» What to work on:
Return all of the lines below exactly as they are.
[BEGIN]
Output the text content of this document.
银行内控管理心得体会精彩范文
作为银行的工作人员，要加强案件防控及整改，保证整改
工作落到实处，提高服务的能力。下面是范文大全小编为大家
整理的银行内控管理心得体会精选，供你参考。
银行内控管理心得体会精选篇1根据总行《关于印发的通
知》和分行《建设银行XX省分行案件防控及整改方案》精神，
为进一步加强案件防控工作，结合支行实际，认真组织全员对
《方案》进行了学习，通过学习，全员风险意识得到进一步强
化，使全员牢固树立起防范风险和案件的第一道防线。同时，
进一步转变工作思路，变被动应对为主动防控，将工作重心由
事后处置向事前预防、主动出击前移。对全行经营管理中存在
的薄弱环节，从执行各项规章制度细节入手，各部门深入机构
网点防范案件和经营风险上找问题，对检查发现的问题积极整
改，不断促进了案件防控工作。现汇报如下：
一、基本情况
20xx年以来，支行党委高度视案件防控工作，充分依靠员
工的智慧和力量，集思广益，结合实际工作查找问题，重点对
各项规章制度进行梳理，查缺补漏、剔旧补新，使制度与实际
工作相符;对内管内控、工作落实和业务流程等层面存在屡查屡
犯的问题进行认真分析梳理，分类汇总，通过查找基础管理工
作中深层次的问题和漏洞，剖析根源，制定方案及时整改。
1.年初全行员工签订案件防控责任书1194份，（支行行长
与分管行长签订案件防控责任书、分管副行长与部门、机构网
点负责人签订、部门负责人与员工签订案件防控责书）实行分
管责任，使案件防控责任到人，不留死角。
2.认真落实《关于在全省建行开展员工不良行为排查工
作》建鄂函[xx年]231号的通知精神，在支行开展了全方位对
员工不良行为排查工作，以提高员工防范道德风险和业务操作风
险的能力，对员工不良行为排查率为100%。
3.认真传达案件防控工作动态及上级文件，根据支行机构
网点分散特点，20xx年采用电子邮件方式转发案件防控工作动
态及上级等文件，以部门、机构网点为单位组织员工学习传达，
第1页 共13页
[END]
» Response below:
Output the text content of this document.
银行内控管理心得体会精彩范文
作为银行的工作人员，要加强案件防控及整改，保证整改
工作落到实处，提高服务的能力。下面是范文大全小编为大家
整理的银行内控管理心得体会精选，供你参考。
银行内控管理心得体会精选篇1根据总行《关于印发的通
知》和分行《建设银行XX省分行案件防控及整改方案》精神，
为进一步加强案件防控工作，结合支行实际，认真组织全员对
《方案》进行了学习，通过学习，全员风险意识得到进一步强
化，使全员牢固树立起防范风险和案件的第一道防线。同时，
进一步转变工作思路，变被动应对为主动防控，将工作重心由
事后处置向事前预防、主动出击前移。对全行经营管理中存在
的薄弱环节，从执行各项规章制度细节入手，各部门深入机构
网点防范案件和经营风险上找问题，对检查发现的问题积极整
改，不断促进了案件防控工作。现汇报如下：
一、基本情况
20xx年以来，支行党委高度视案件防控工作，充分依靠员
工的智慧和力量，集思广益，结合实际工作查找问题，重点对
各项规章制度进行梳理，查缺补漏、剔旧补新，使制度与实际
工作相符;对内管内控、工作落实和业务流程等层面存在屡查屡
犯的问题进行认真分析梳理，分类汇总，通过查找基础管理工
作中深层次的问题和漏洞，剖析根源，制定方案及时整改。
1.年初全行员工签订案件防控责任书1194份，（支行行长
与分管行长签订案件防控责任书、分管副行长与部门、机构网
点负责人签订、部门负责人与员工签订案件防控责书）实行分
管责任，使案件防控责任到人，不留死角。
2.认真落实《关于在全省建行开展员工不良行为排查工
作》建鄂函[xx年]231号的通知精神，在支行开展了全方位对
员工不良行为排查工作，以提高员工防范道德风险和业务操作风
险的能力，对员工不良行为排查率为100%。
3.认真传达案件防控工作动态及上级文件，根据支行机构
网点分散特点，20xx年采用电子邮件方式转发案件防控工作动
态及上级等文件，以部门、机构网点为单位组织员工学习传达，
第1页 共13页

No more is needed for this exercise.